* [Texte extrait]:
══════

# Nantes : demande d'AES 2005...



## Anonyme (13 Janvier 2005)

Depuis que je traîne sur les forums, j'ai l'impression qu'on est plusieurs à habiter Nantes ou ses environs.
Ca serait sympa si on se faisait une petite mousse dans un bar, on pourrait discuter du Mac ou de la pluie et du beau temps.
Qu'en pensez vous ?


----------



## DarKOrange (13 Janvier 2005)

Ross a dit:
			
		

> on pourrait discuter du Mac ou de la pluie et du beau temps.
> 
> 
> 
> ...


----------



## Anonyme (13 Janvier 2005)

laurent75004 a dit:
			
		

> Ross a dit:
> 
> 
> 
> ...


----------



## DarKOrange (13 Janvier 2005)

Ross a dit:
			
		

> L'allumage n'a pas trainé.


 
Bah venant d'un ex nantais c'était normal de taquiner, et pis nan c'est pas vrai il y a du soleil aussi à Nantes. Comme on dit en Bretagne, il y fait beau plusieurs fois par jour 
Mais bon j'arrête là je te pourri ton sujet mousse (ivrogne va  )


----------



## Anonyme (13 Janvier 2005)

Moi j'ai toujours entendu dire qu'en Bretagne il ne pleut que 3 fois par an.
Une fois 6 mois et deux fois 3 mois.


----------



## DarKOrange (13 Janvier 2005)

Ross a dit:
			
		

> Moi j'ai toujours entendu dire qu'en Bretagne il ne pleut que 3 fois par an.
> Une fois 6 mois et deux fois 3 mois.


 
Mort de rire je la connaissais pas celle-là     coup de boule pour la peine


----------



## GlobalCut (13 Janvier 2005)

Je croyais que tu habitais NewYork


----------



## DarKOrange (13 Janvier 2005)

GlobalCut a dit:
			
		

> Je croyais que tu habitais NewYork


 
Il doit habiter pas loin de la Tour de Bretagne c'est pour ça


----------



## golf (13 Janvier 2005)

Ben, tu fais comme les autres, tu viens avec ta femme 

D'ailleurs tu devrais vraiment t'organiser avec elle car t'as l'air vraiment en manque :affraid:


----------



## Anonyme (13 Janvier 2005)

Roberto Vendez a dit:
			
		

> j'ai fait récemment un bilan hormonal, il est constant depuis l'âge de 13 ans !
> :rateau:
> :love:  :love:  :love:



Ca veut dire quoi, tu es un garçon ou une fille ? :love:


----------



## Anonyme (13 Janvier 2005)

GlobalCut a dit:
			
		

> Je croyais que tu habitais NewYork



Quand on choisit Ross comme pseudo, dire qu'on habite à St Sébastien S/Loire, ça fait tout de suite moins fun.


----------



## golf (13 Janvier 2005)

Bon, ce n'est pas tout çà mais ce fil est dans RV pour monter des rencontres dans le réel, pas digresser dans le virtuel 



			
				Ross a dit:
			
		

> *Ca serait sympa si on se faisait une petite mousse dans un bar, on pourrait discuter du Mac ou de la pluie et du beau temps.*


Aller, organiser vous...

Rappel : une alternative de date et un lieu facile d'accès


----------



## toys (20 Avril 2005)

══════

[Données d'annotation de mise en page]
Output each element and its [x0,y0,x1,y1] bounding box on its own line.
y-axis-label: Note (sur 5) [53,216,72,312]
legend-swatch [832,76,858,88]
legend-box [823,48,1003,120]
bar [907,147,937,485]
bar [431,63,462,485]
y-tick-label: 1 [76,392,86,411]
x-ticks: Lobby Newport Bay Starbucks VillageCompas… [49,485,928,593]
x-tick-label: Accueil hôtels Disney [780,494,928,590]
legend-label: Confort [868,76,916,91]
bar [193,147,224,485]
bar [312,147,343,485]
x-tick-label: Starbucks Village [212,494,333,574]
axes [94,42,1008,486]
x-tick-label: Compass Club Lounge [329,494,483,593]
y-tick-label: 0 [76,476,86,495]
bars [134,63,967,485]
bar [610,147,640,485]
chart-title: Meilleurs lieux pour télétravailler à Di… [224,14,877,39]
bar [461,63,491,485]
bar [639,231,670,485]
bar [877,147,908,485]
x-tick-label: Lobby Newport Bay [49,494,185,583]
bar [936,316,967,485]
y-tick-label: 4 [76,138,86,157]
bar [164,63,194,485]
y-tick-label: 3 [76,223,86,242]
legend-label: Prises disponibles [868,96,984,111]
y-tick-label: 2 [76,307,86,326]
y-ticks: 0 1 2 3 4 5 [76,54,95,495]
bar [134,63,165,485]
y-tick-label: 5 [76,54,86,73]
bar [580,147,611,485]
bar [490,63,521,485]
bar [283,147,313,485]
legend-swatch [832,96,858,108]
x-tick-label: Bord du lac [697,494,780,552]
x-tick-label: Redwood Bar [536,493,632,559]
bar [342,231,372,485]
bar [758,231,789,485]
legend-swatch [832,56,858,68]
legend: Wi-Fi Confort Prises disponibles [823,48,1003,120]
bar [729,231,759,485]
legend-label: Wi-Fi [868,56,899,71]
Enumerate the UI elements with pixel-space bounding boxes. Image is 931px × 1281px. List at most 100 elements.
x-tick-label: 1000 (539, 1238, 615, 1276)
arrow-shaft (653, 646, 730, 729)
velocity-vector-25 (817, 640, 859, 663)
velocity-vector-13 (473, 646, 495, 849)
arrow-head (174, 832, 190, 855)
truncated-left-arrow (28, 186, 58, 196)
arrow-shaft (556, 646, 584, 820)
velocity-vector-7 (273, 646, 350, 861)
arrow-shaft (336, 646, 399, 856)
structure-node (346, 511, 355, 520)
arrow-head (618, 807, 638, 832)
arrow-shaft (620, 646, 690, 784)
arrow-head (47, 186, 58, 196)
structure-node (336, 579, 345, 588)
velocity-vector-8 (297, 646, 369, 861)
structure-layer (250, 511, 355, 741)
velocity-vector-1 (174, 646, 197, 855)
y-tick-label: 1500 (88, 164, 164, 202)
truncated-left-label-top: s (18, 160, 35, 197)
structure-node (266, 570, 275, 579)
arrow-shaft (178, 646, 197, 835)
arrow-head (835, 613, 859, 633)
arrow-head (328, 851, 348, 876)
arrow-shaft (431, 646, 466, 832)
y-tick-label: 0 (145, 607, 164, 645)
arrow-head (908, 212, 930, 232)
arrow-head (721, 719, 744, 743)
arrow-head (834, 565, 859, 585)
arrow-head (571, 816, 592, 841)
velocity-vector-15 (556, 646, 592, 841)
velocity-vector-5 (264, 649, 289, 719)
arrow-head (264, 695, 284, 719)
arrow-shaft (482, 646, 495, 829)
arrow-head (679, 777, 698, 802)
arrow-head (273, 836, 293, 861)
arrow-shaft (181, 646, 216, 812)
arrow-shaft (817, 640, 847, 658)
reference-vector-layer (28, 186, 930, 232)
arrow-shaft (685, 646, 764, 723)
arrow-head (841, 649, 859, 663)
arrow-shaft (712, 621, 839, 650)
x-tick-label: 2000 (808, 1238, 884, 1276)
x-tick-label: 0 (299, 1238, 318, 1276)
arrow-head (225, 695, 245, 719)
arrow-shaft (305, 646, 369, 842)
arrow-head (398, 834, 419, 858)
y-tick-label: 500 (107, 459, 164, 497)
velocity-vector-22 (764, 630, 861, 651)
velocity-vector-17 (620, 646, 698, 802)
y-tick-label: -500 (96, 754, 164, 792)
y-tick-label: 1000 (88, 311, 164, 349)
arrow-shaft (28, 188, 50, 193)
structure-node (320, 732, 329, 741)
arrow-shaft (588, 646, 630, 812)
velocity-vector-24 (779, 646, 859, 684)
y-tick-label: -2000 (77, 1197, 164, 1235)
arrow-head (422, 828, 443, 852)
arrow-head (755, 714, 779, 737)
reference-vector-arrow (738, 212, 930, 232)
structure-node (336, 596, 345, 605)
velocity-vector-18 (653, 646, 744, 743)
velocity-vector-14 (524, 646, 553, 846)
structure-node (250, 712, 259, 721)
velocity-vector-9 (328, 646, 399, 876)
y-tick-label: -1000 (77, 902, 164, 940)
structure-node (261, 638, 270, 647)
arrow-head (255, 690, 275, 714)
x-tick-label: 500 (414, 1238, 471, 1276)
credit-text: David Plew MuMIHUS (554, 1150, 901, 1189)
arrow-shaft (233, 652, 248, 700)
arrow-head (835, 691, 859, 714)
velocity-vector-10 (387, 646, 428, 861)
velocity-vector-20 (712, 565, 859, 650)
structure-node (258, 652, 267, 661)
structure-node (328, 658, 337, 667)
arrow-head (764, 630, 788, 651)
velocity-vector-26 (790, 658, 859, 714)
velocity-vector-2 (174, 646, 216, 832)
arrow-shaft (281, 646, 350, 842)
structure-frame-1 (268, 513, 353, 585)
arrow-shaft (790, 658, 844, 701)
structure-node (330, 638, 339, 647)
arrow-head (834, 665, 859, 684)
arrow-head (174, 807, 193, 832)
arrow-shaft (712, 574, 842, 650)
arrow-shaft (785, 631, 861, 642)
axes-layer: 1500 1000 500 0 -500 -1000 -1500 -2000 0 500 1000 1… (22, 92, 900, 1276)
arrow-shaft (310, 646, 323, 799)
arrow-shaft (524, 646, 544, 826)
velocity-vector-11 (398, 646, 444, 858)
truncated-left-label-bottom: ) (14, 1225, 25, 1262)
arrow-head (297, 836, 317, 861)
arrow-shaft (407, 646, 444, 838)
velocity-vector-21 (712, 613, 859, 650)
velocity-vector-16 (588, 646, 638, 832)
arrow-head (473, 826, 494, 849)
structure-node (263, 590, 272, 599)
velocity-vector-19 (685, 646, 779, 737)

══════

* [Objectif]:
Écrivez la suite du fil de forum sur le projet de rencontre à Nantes, en reprenant là où il s'arrête.

* [Réponse]:
bon voila il fallait le faire

on vois nos dispo et on se calle


pour moi pas avant début mai et pour vous?


----------



## golf (20 Avril 2005)

Une recherche  dans le forum pour voir si un fil n'est pas déjà ouvert


----------



## GlobalCut (20 Avril 2005)

BZH powah


----------



## Pierrou (20 Avril 2005)

Bon ben moi je suis open quand vous voulez les gars d'ici à la fin de la semaine prochaine vu que je suis en vacs


----------



## Anonyme (21 Avril 2005)

Moi, la semaine prochaine, je ne suis pas sur Nantes.
En revanche, la semaine d'après je suis open comme on dit.


----------



## GlobalCut (22 Avril 2005)

golf a dit:
			
		

> Rappel : une alternative de date et un lieu facile d'accès



Sur Nantes je connais qu'Ikea  :hein:


----------



## Pierrou (22 Avril 2005)

Ben ya pas mal de bars sympas, mais bon, étant surement le plus jeune ici, je vous laisse le choix du lieu ( et le choix dans la date arf ! et une contrepeterie une !  )


----------



## magoule (23 Avril 2005)

Tiens des voisins, c'est amusant, ça...

Au fait, vous connaissez surement celle là: 

en Bretagne il y a deux saisons: l'hiver et le 15 Aout.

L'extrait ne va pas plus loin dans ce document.